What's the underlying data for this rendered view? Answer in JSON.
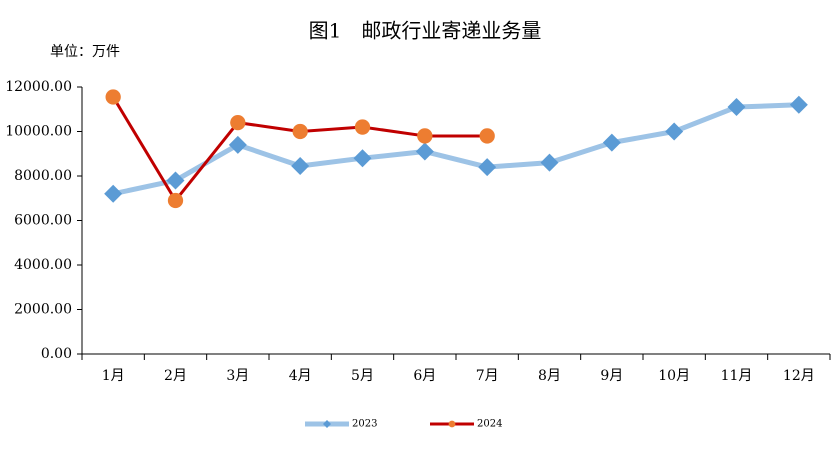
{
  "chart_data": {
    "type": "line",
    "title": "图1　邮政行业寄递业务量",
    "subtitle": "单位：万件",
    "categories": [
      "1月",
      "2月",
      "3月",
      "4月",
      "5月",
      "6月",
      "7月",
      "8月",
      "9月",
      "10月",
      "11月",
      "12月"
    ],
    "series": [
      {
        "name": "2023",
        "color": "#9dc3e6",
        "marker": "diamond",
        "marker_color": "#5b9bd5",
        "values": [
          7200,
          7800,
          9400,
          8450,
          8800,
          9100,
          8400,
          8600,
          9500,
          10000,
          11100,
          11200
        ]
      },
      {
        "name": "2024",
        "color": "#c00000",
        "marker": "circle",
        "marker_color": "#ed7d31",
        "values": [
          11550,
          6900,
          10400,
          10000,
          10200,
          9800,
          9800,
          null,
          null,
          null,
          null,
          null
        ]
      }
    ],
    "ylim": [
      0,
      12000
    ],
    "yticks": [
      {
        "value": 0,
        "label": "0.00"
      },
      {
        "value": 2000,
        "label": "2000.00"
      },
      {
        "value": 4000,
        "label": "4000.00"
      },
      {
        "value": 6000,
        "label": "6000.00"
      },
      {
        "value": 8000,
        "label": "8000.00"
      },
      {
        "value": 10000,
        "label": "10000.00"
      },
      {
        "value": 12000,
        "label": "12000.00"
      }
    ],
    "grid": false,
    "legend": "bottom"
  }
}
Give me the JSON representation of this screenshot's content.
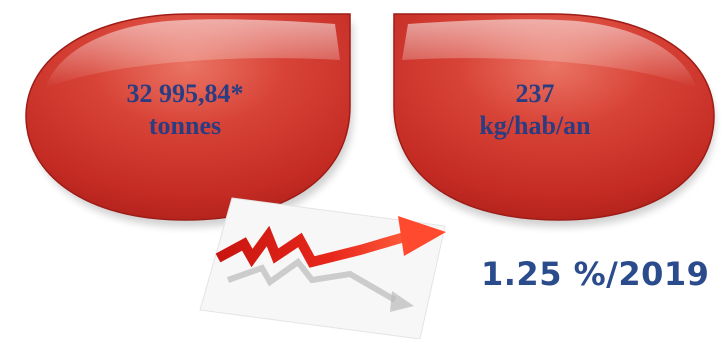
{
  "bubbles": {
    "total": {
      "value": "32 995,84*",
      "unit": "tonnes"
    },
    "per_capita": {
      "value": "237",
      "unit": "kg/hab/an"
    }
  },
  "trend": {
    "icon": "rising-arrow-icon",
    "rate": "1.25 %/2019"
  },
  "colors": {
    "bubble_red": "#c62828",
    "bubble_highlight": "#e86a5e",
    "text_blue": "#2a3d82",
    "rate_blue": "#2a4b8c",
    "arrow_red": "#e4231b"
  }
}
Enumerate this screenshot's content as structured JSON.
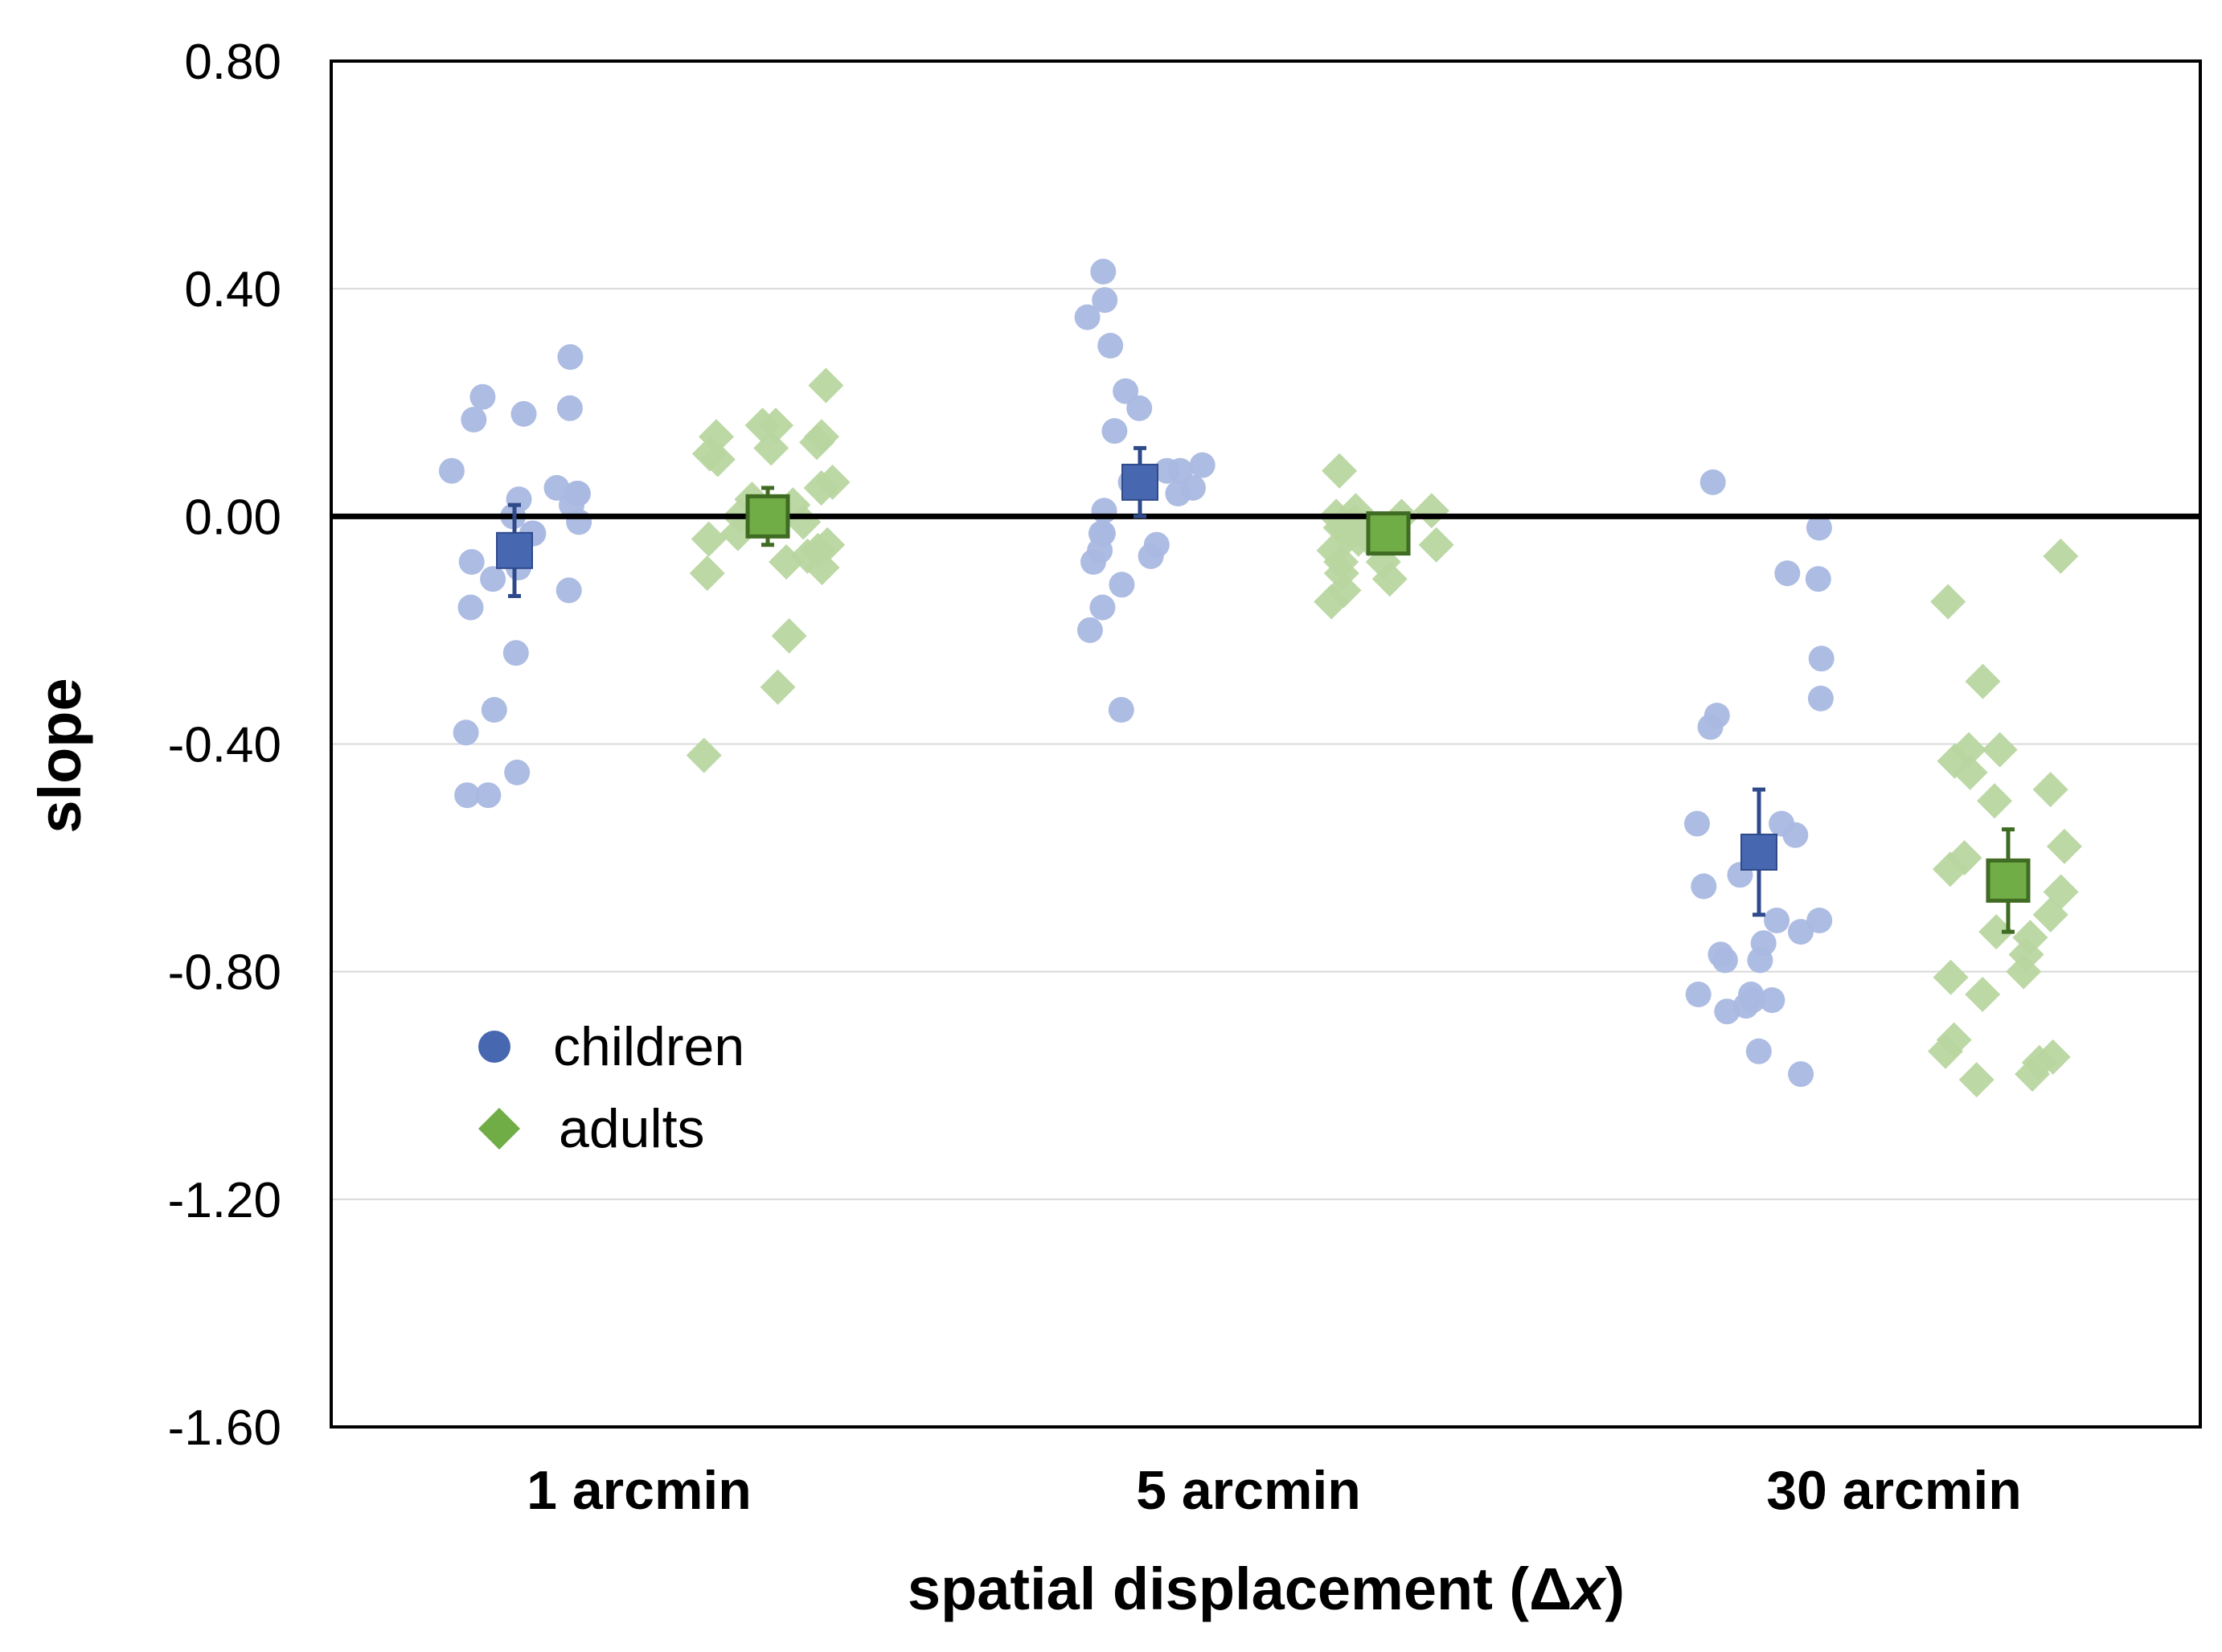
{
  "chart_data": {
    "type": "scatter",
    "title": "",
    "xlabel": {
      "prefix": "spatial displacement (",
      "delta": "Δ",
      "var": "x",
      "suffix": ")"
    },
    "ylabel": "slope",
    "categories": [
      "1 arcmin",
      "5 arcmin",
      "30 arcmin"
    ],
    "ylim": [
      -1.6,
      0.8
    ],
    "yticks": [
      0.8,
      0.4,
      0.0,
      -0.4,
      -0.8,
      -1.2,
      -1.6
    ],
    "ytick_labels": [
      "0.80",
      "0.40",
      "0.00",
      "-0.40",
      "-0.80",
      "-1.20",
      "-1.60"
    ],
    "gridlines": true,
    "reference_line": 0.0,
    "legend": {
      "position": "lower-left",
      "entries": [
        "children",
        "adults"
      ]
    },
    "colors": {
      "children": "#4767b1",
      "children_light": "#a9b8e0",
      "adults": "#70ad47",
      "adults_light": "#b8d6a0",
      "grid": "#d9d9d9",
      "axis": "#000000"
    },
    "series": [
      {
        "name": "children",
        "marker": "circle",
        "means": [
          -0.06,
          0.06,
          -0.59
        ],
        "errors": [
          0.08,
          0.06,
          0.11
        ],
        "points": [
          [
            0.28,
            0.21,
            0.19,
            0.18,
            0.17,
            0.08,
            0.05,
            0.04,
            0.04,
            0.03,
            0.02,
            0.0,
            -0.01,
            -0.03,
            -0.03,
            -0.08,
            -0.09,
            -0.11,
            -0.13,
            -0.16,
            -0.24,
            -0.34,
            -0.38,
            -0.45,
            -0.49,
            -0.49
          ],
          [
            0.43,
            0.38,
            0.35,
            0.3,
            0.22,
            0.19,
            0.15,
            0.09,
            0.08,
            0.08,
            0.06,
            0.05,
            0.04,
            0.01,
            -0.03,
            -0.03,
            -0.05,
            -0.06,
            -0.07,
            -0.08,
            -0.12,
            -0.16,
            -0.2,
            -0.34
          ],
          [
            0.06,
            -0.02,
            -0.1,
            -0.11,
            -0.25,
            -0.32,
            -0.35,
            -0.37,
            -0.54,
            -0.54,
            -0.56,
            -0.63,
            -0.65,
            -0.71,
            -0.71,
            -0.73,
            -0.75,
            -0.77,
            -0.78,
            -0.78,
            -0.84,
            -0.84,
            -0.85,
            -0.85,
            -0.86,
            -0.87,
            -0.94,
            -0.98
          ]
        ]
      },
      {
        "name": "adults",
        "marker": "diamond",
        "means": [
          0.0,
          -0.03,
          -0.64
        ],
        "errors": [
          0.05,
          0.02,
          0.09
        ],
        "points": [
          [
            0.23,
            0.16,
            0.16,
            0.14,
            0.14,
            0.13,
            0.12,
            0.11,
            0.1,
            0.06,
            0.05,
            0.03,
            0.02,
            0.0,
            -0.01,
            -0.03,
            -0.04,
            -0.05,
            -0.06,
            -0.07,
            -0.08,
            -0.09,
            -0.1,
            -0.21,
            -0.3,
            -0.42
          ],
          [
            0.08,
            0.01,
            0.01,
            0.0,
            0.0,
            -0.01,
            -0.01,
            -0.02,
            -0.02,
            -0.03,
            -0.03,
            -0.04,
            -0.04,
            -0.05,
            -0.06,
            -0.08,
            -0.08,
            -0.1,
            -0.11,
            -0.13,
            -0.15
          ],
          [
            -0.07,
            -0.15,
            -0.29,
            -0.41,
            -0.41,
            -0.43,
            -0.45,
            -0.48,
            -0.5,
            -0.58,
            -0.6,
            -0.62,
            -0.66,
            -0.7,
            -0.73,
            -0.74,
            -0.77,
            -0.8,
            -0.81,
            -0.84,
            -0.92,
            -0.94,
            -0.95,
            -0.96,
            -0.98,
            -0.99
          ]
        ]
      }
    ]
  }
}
=-=-=-=-=
Skip every picture and transcribe the data above exactly.

> [The reply]
What's the underlying data for this rendered view? Answer in JSON.
{
  "chart_data": {
    "type": "line",
    "title": "图1　邮政行业寄递业务量",
    "subtitle": "单位：万件",
    "categories": [
      "1月",
      "2月",
      "3月",
      "4月",
      "5月",
      "6月",
      "7月",
      "8月",
      "9月",
      "10月",
      "11月",
      "12月"
    ],
    "series": [
      {
        "name": "2023",
        "color": "#9dc3e6",
        "marker": "diamond",
        "marker_color": "#5b9bd5",
        "values": [
          7200,
          7800,
          9400,
          8450,
          8800,
          9100,
          8400,
          8600,
          9500,
          10000,
          11100,
          11200
        ]
      },
      {
        "name": "2024",
        "color": "#c00000",
        "marker": "circle",
        "marker_color": "#ed7d31",
        "values": [
          11550,
          6900,
          10400,
          10000,
          10200,
          9800,
          9800,
          null,
          null,
          null,
          null,
          null
        ]
      }
    ],
    "ylim": [
      0,
      12000
    ],
    "yticks": [
      {
        "value": 0,
        "label": "0.00"
      },
      {
        "value": 2000,
        "label": "2000.00"
      },
      {
        "value": 4000,
        "label": "4000.00"
      },
      {
        "value": 6000,
        "label": "6000.00"
      },
      {
        "value": 8000,
        "label": "8000.00"
      },
      {
        "value": 10000,
        "label": "10000.00"
      },
      {
        "value": 12000,
        "label": "12000.00"
      }
    ],
    "grid": false,
    "legend": "bottom"
  }
}
Give me the JSON representation of this screenshot's content.
{
  "bubbles": {
    "total": {
      "value": "32 995,84*",
      "unit": "tonnes"
    },
    "per_capita": {
      "value": "237",
      "unit": "kg/hab/an"
    }
  },
  "trend": {
    "icon": "rising-arrow-icon",
    "rate": "1.25 %/2019"
  },
  "colors": {
    "bubble_red": "#c62828",
    "bubble_highlight": "#e86a5e",
    "text_blue": "#2a3d82",
    "rate_blue": "#2a4b8c",
    "arrow_red": "#e4231b"
  }
}
Enumerate this screenshot's content as structured JSON.
{
  "chart_data": {
    "type": "scatter",
    "title": "",
    "xlabel": {
      "prefix": "spatial displacement (",
      "delta": "Δ",
      "var": "x",
      "suffix": ")"
    },
    "ylabel": "slope",
    "categories": [
      "1 arcmin",
      "5 arcmin",
      "30 arcmin"
    ],
    "ylim": [
      -1.6,
      0.8
    ],
    "yticks": [
      0.8,
      0.4,
      0.0,
      -0.4,
      -0.8,
      -1.2,
      -1.6
    ],
    "ytick_labels": [
      "0.80",
      "0.40",
      "0.00",
      "-0.40",
      "-0.80",
      "-1.20",
      "-1.60"
    ],
    "gridlines": true,
    "reference_line": 0.0,
    "legend": {
      "position": "lower-left",
      "entries": [
        "children",
        "adults"
      ]
    },
    "colors": {
      "children": "#4767b1",
      "children_light": "#a9b8e0",
      "adults": "#70ad47",
      "adults_light": "#b8d6a0",
      "grid": "#d9d9d9",
      "axis": "#000000"
    },
    "series": [
      {
        "name": "children",
        "marker": "circle",
        "means": [
          -0.06,
          0.06,
          -0.59
        ],
        "errors": [
          0.08,
          0.06,
          0.11
        ],
        "points": [
          [
            0.28,
            0.21,
            0.19,
            0.18,
            0.17,
            0.08,
            0.05,
            0.04,
            0.04,
            0.03,
            0.02,
            0.0,
            -0.01,
            -0.03,
            -0.03,
            -0.08,
            -0.09,
            -0.11,
            -0.13,
            -0.16,
            -0.24,
            -0.34,
            -0.38,
            -0.45,
            -0.49,
            -0.49
          ],
          [
            0.43,
            0.38,
            0.35,
            0.3,
            0.22,
            0.19,
            0.15,
            0.09,
            0.08,
            0.08,
            0.06,
            0.05,
            0.04,
            0.01,
            -0.03,
            -0.03,
            -0.05,
            -0.06,
            -0.07,
            -0.08,
            -0.12,
            -0.16,
            -0.2,
            -0.34
          ],
          [
            0.06,
            -0.02,
            -0.1,
            -0.11,
            -0.25,
            -0.32,
            -0.35,
            -0.37,
            -0.54,
            -0.54,
            -0.56,
            -0.63,
            -0.65,
            -0.71,
            -0.71,
            -0.73,
            -0.75,
            -0.77,
            -0.78,
            -0.78,
            -0.84,
            -0.84,
            -0.85,
            -0.85,
            -0.86,
            -0.87,
            -0.94,
            -0.98
          ]
        ]
      },
      {
        "name": "adults",
        "marker": "diamond",
        "means": [
          0.0,
          -0.03,
          -0.64
        ],
        "errors": [
          0.05,
          0.02,
          0.09
        ],
        "points": [
          [
            0.23,
            0.16,
            0.16,
            0.14,
            0.14,
            0.13,
            0.12,
            0.11,
            0.1,
            0.06,
            0.05,
            0.03,
            0.02,
            0.0,
            -0.01,
            -0.03,
            -0.04,
            -0.05,
            -0.06,
            -0.07,
            -0.08,
            -0.09,
            -0.1,
            -0.21,
            -0.3,
            -0.42
          ],
          [
            0.08,
            0.01,
            0.01,
            0.0,
            0.0,
            -0.01,
            -0.01,
            -0.02,
            -0.02,
            -0.03,
            -0.03,
            -0.04,
            -0.04,
            -0.05,
            -0.06,
            -0.08,
            -0.08,
            -0.1,
            -0.11,
            -0.13,
            -0.15
          ],
          [
            -0.07,
            -0.15,
            -0.29,
            -0.41,
            -0.41,
            -0.43,
            -0.45,
            -0.48,
            -0.5,
            -0.58,
            -0.6,
            -0.62,
            -0.66,
            -0.7,
            -0.73,
            -0.74,
            -0.77,
            -0.8,
            -0.81,
            -0.84,
            -0.92,
            -0.94,
            -0.95,
            -0.96,
            -0.98,
            -0.99
          ]
        ]
      }
    ]
  }
}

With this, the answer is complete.